***** Input *****

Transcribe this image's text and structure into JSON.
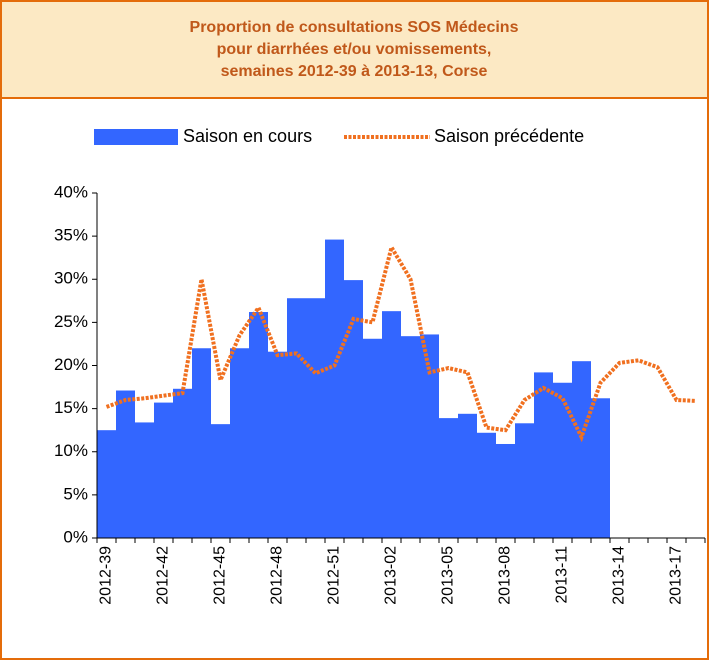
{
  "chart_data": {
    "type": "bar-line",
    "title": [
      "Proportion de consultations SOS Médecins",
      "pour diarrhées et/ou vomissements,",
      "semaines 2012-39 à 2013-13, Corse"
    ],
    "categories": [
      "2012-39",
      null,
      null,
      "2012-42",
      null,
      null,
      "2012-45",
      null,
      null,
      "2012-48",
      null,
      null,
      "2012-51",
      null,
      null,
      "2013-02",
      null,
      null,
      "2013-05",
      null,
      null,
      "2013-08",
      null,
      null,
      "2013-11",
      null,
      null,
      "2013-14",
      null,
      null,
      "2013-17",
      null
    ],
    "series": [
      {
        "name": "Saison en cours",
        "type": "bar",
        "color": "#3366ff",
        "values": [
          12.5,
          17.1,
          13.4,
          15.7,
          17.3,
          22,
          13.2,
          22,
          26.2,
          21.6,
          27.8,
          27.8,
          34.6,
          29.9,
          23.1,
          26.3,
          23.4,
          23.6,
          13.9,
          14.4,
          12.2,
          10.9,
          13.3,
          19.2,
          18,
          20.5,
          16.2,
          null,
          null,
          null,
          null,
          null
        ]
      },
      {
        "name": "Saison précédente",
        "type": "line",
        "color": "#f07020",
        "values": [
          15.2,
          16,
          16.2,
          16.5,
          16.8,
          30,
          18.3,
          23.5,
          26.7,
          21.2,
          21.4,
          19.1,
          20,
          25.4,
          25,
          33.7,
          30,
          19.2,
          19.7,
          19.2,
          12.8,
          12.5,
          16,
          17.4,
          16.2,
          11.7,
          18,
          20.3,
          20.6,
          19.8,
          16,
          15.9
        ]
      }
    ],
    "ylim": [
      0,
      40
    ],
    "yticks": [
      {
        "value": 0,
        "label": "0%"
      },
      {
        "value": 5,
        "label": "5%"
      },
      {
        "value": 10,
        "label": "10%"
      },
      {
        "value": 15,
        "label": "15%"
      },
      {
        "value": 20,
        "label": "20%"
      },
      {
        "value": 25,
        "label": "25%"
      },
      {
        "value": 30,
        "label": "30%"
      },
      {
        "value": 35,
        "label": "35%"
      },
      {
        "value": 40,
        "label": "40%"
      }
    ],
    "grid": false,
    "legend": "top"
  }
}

*****

To be done:
A line counts if it holds the word "label". How many lines of the entries count? Give the number only.

Problem solution:
9